Problem details: Report every line in the listing that contains the string "this".
** START OF Task data **
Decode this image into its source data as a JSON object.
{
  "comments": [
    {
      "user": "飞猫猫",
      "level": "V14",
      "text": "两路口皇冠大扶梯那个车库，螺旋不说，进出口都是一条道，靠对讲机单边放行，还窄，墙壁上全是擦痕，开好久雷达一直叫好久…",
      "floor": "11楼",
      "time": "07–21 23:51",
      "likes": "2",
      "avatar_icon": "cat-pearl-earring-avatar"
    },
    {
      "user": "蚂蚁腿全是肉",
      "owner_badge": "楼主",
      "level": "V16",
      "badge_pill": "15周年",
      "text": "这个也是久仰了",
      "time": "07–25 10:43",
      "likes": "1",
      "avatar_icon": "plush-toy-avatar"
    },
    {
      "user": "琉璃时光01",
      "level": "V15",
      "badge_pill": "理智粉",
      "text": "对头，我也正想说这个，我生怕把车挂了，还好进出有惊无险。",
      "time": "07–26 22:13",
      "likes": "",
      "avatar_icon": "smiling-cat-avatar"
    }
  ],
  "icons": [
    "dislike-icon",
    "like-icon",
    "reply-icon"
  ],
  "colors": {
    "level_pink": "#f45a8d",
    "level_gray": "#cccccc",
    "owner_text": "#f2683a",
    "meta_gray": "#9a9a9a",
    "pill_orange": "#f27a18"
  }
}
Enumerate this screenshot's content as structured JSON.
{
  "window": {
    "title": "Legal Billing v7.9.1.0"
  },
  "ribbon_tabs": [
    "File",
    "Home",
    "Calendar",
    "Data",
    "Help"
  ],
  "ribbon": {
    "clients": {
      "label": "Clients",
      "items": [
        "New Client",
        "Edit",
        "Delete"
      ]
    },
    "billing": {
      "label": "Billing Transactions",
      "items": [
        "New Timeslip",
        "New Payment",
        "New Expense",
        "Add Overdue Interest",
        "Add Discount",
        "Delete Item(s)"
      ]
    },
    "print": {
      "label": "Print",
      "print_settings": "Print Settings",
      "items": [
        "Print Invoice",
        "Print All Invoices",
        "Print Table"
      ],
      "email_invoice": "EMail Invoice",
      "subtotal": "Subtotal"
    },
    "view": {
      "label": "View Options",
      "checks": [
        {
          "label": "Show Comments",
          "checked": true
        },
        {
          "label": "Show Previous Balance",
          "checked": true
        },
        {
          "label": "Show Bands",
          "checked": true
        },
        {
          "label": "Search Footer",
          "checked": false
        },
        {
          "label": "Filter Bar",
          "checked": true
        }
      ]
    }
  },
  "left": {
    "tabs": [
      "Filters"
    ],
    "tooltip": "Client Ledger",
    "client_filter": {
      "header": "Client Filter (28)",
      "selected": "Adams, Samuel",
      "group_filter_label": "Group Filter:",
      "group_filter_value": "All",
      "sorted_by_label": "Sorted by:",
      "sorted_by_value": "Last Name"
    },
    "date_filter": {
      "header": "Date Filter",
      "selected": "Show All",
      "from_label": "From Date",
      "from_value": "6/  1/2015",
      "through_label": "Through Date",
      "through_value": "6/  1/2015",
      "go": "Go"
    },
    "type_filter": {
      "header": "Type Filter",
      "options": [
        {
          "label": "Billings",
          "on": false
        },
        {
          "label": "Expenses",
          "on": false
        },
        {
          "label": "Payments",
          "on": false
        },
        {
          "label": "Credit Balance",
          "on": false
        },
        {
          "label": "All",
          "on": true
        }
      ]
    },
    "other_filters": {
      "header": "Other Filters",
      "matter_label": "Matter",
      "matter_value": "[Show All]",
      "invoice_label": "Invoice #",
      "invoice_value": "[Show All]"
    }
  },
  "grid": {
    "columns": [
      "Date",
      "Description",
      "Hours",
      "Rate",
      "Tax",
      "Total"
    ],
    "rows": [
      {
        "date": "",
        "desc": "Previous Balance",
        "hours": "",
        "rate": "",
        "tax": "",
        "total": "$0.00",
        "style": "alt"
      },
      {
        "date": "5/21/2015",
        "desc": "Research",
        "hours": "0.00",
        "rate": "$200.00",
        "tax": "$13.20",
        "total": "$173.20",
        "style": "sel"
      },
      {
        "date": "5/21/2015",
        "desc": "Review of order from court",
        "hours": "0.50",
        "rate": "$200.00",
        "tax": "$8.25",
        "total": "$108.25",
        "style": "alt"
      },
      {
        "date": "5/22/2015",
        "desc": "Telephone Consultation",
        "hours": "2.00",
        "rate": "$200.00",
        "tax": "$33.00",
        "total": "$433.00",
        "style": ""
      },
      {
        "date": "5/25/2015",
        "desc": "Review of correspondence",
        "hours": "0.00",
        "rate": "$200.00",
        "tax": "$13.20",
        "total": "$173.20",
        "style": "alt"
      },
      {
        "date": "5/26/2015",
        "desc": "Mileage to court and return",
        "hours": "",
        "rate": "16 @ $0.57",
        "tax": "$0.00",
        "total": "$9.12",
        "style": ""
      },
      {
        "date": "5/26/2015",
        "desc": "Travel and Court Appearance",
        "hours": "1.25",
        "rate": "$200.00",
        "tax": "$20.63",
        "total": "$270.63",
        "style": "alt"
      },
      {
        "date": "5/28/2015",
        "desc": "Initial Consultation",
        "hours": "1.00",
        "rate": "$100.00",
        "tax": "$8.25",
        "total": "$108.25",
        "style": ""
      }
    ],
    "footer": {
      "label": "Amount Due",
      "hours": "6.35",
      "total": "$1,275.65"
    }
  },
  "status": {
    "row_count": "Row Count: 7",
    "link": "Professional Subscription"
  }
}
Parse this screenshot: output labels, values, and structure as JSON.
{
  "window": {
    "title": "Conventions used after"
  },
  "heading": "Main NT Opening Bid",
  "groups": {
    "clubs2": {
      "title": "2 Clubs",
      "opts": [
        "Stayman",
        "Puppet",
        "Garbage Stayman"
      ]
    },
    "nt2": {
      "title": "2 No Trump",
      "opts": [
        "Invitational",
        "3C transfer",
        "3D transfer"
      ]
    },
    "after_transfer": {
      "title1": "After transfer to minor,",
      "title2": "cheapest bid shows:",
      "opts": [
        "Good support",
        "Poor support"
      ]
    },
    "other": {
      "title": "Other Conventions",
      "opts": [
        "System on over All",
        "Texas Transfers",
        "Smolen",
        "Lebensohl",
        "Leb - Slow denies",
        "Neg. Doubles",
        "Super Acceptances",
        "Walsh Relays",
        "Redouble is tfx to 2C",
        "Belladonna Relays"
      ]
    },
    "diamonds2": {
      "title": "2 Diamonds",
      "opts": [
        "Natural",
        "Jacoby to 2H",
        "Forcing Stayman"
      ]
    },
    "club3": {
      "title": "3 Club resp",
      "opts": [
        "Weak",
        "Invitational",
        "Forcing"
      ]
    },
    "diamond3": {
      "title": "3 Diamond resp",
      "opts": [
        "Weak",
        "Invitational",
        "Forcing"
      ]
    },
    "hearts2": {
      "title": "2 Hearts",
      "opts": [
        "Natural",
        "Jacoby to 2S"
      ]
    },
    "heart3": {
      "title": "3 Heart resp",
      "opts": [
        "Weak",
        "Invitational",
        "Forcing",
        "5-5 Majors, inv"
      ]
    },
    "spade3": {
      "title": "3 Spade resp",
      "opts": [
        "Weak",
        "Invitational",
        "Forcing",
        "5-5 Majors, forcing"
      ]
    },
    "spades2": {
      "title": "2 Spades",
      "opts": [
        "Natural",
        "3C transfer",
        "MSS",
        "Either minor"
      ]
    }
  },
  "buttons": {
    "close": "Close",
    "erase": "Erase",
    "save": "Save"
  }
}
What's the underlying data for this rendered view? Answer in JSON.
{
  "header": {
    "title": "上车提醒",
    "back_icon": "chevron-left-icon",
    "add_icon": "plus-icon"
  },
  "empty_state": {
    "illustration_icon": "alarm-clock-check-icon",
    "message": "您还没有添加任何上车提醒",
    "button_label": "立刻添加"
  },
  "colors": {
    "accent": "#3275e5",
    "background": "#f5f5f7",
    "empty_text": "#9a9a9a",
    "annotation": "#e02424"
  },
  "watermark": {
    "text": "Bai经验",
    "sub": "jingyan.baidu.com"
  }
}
** END OF Task data **
Task result:
Decode this image into its source data as a JSON object.
Enumerate this screenshot's content as structured JSON.
Parse this screenshot: output labels, values, and structure as JSON.
What's the underlying data for this rendered view? Answer in JSON.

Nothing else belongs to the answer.